→ **INPUT DATA**:
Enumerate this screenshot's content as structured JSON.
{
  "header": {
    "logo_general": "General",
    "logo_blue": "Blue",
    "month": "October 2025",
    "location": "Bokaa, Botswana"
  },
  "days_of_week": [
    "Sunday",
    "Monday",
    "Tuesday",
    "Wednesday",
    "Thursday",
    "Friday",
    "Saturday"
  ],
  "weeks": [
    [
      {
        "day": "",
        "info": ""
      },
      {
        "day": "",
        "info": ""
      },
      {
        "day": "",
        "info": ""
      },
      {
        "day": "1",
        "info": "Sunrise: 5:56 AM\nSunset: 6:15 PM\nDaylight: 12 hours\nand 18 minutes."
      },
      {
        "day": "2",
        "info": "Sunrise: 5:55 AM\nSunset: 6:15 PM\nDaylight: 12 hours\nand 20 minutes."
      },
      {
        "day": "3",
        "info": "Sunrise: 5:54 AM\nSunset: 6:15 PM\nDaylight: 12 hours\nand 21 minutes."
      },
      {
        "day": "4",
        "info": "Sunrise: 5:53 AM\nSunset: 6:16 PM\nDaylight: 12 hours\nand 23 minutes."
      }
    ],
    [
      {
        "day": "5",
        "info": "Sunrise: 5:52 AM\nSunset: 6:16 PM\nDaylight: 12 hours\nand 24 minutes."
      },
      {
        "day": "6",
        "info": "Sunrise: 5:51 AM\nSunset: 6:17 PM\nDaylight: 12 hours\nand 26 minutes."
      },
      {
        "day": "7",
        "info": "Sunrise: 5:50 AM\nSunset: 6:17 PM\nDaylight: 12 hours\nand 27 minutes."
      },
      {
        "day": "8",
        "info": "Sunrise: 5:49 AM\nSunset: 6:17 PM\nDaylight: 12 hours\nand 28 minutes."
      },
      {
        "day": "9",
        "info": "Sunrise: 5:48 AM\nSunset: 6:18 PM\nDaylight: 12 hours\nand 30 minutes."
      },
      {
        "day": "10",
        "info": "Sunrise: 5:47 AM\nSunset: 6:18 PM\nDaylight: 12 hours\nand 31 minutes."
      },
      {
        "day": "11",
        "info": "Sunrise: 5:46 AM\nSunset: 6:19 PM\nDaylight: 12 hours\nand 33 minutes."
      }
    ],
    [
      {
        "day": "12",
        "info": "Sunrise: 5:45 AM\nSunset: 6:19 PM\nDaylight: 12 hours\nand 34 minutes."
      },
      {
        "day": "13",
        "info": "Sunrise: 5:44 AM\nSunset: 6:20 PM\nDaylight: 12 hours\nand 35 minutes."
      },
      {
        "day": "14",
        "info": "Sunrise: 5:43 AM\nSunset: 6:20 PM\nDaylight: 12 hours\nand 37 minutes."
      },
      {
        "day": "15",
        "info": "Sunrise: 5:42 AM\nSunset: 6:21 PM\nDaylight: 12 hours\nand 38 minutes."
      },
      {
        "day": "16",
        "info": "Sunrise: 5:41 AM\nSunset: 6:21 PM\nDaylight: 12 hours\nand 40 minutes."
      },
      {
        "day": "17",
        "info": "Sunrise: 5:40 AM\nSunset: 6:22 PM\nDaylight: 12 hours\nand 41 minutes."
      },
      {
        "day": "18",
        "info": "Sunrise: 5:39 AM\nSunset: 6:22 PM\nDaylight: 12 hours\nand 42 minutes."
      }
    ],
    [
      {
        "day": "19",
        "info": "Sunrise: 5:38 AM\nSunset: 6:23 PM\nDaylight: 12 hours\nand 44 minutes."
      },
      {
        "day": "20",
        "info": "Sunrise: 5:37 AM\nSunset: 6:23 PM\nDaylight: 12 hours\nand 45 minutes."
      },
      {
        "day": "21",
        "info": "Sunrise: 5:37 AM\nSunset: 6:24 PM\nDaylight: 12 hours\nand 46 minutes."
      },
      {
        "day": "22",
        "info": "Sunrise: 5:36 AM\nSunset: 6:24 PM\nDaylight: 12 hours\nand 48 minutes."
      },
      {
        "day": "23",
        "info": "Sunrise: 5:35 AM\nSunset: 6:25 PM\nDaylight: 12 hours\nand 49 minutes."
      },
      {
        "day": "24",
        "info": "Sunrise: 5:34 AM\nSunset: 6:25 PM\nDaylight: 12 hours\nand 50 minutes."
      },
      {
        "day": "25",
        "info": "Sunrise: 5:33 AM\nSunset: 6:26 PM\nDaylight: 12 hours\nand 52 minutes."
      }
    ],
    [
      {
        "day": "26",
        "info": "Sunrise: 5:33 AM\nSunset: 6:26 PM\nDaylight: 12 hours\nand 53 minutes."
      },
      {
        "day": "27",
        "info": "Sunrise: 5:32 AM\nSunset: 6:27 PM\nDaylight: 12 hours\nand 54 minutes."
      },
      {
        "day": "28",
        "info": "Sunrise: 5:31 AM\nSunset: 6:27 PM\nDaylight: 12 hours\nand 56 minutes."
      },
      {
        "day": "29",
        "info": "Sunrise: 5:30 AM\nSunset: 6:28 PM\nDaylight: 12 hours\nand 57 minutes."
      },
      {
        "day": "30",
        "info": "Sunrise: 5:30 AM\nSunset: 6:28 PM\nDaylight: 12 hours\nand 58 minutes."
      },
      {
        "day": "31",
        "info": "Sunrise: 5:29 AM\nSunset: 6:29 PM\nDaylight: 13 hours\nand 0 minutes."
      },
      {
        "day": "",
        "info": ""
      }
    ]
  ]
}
...
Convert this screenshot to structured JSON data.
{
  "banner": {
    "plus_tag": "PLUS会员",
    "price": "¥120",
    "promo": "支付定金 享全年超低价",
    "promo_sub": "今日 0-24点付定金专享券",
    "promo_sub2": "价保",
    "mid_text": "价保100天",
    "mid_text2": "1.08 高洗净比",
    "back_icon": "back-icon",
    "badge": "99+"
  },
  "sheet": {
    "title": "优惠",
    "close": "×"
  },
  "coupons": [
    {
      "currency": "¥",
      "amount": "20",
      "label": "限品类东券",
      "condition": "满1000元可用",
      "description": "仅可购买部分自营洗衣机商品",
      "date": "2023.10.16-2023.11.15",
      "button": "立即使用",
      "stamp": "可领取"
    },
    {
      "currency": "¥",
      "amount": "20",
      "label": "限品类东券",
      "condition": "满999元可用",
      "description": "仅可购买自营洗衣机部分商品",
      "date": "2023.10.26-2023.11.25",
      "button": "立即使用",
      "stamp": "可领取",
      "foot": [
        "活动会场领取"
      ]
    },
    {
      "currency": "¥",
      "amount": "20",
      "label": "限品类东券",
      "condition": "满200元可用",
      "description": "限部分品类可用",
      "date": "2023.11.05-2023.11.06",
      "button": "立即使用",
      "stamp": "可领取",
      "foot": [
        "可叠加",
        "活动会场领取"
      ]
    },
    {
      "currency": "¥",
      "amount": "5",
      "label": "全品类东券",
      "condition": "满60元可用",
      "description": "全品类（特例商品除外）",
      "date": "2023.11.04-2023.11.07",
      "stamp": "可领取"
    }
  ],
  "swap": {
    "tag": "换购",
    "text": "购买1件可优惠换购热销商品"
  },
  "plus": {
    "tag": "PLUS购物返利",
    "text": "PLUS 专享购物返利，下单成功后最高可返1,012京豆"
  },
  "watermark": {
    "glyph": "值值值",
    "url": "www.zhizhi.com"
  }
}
* * *
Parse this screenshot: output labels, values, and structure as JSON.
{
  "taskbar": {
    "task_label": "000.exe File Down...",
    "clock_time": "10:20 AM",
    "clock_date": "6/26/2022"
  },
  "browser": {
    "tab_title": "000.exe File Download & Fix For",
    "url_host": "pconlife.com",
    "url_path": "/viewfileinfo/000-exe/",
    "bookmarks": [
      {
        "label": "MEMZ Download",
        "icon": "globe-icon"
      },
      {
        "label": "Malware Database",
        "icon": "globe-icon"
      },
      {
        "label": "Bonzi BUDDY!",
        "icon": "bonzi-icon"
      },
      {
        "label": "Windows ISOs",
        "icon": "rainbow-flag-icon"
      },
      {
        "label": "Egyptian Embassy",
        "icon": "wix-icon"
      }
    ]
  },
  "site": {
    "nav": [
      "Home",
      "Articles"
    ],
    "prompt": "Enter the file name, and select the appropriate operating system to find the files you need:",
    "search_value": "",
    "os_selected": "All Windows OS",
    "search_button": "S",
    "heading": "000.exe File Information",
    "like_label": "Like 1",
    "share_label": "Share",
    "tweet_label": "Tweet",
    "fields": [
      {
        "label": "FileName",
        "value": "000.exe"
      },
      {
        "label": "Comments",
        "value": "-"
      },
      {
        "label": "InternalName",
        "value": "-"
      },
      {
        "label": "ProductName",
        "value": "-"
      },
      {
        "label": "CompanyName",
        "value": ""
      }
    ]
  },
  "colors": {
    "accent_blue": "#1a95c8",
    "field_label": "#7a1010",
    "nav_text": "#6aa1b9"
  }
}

→ **WHAT TO DO**: Pick out the lines containing the string "this" and show them.

→ **ANSWER TO THE PROBLEM**:
Enumerate this screenshot's content as structured JSON.
Convert this screenshot to structured JSON data.
Parse this screenshot: output labels, values, and structure as JSON.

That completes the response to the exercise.